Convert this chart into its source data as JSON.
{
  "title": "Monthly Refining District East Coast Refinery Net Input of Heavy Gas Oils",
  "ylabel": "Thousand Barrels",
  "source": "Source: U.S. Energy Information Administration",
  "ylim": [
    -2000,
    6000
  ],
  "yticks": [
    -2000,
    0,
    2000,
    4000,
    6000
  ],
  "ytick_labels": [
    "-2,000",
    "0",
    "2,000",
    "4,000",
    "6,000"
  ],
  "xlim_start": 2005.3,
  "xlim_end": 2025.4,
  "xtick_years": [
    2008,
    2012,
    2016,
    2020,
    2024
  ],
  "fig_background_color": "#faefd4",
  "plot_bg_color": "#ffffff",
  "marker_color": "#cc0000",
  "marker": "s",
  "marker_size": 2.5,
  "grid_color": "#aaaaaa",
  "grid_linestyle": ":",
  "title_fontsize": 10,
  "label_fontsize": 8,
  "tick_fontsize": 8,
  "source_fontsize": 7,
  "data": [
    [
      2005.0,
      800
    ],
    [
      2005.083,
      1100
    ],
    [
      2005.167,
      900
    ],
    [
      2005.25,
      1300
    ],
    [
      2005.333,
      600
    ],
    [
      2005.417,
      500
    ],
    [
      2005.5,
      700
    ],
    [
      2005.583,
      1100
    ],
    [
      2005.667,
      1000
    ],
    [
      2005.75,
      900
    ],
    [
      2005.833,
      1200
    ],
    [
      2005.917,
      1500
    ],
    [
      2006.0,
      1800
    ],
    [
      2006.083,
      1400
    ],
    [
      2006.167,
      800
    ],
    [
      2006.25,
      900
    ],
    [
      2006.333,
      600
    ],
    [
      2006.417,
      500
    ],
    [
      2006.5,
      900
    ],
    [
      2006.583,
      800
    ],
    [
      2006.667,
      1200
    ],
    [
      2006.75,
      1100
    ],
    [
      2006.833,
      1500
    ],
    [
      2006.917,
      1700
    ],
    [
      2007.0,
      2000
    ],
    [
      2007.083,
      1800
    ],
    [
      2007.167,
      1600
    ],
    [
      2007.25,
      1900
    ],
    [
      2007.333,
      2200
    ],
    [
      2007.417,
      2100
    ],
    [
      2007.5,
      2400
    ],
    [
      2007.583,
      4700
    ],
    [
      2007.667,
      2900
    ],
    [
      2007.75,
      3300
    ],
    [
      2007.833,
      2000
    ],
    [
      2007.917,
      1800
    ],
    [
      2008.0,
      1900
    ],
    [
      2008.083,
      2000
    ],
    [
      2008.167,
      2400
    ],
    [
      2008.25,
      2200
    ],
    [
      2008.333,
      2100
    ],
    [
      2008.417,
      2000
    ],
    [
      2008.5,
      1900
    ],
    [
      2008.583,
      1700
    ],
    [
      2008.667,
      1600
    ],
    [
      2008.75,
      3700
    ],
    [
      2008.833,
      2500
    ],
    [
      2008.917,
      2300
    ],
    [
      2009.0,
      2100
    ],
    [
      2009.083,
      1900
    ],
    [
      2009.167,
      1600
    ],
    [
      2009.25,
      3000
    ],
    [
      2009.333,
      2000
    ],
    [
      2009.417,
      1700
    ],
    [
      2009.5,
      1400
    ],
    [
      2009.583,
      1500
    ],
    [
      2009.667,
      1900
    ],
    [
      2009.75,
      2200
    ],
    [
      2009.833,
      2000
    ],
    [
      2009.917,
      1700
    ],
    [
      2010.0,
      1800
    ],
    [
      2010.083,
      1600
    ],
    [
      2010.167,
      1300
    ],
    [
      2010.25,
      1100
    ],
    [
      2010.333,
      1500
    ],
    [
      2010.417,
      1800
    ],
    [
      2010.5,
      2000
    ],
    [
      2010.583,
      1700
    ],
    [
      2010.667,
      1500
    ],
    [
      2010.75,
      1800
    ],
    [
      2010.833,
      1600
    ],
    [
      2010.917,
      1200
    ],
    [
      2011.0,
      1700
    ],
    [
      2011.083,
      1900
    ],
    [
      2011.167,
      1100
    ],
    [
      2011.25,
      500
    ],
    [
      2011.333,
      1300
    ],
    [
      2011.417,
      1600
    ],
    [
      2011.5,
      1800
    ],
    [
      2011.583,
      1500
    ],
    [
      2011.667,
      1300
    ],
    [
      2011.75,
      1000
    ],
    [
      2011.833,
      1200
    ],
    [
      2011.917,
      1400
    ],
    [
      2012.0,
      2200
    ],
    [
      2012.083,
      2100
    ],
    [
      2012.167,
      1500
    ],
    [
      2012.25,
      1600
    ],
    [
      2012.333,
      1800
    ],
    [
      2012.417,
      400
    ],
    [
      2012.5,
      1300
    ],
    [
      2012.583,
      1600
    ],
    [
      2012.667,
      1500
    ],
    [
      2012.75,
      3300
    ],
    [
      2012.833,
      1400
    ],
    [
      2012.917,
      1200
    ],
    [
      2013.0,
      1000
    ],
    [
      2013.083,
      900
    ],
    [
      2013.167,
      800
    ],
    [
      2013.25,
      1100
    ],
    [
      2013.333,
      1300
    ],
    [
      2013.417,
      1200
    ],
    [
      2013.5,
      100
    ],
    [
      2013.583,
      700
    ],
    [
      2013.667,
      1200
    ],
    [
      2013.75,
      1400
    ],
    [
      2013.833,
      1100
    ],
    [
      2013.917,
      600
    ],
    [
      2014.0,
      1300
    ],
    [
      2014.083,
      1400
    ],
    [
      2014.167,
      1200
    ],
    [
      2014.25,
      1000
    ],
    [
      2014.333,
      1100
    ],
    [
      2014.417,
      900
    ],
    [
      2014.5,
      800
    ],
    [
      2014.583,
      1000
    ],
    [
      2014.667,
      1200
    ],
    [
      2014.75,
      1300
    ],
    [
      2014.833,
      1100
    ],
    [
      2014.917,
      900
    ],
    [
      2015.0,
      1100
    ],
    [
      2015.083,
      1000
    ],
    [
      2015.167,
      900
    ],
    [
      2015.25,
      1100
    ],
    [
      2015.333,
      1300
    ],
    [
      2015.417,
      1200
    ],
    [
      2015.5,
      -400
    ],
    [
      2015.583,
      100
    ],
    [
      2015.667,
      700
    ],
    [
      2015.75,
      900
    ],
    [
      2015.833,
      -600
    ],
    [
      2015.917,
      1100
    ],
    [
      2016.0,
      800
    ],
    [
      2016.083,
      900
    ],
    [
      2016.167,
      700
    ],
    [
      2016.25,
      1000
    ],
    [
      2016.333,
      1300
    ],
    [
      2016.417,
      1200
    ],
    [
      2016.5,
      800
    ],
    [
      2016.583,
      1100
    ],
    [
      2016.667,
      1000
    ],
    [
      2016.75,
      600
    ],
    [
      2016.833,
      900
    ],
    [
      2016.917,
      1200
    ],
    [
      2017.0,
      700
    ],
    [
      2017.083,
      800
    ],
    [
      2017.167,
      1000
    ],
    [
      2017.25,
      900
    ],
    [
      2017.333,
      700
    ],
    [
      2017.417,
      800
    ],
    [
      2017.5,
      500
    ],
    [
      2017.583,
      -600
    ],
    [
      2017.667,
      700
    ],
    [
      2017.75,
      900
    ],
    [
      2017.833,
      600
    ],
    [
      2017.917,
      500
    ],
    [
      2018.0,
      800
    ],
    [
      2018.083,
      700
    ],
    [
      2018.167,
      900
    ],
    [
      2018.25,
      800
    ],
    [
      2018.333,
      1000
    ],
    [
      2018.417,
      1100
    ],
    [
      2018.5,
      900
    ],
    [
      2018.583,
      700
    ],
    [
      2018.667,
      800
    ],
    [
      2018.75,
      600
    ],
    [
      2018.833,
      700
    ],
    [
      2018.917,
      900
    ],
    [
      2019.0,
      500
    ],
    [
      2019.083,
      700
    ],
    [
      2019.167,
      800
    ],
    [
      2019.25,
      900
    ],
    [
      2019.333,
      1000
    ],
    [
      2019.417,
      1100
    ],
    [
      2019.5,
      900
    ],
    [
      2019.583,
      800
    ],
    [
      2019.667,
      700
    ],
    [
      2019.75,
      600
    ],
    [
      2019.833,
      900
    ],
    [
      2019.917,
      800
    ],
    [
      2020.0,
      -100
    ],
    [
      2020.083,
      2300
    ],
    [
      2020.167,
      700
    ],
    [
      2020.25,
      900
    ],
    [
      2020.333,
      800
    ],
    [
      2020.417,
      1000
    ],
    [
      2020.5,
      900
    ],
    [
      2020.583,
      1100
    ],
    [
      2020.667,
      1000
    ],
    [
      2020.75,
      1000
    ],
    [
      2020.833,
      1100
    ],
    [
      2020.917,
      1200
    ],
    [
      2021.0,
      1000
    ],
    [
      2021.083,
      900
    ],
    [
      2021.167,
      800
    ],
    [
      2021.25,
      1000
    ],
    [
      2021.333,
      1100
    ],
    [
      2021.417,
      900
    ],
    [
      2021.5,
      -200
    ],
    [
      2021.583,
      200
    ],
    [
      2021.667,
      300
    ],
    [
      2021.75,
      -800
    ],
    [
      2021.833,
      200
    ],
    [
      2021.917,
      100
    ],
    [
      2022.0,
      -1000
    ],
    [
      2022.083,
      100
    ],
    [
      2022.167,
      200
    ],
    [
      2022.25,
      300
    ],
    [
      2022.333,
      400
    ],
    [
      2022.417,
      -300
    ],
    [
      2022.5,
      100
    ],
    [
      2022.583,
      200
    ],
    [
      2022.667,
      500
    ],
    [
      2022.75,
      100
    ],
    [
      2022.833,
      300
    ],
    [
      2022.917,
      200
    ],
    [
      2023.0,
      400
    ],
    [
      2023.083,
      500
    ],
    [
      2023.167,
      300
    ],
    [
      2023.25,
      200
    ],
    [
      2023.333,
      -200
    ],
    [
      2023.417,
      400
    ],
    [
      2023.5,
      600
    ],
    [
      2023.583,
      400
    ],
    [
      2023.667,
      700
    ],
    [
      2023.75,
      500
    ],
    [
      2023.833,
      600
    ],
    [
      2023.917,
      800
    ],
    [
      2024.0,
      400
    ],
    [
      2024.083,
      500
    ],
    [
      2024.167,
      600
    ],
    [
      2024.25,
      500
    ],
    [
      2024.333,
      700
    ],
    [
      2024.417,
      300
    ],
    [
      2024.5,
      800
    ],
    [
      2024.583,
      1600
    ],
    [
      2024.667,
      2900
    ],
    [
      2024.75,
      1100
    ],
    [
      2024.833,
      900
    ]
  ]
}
======
▶ The request: Go through the listing above and pull out each line containing the word "data".

▶ Task solution:
Convert this chart into its source data as JSON.
  "data": [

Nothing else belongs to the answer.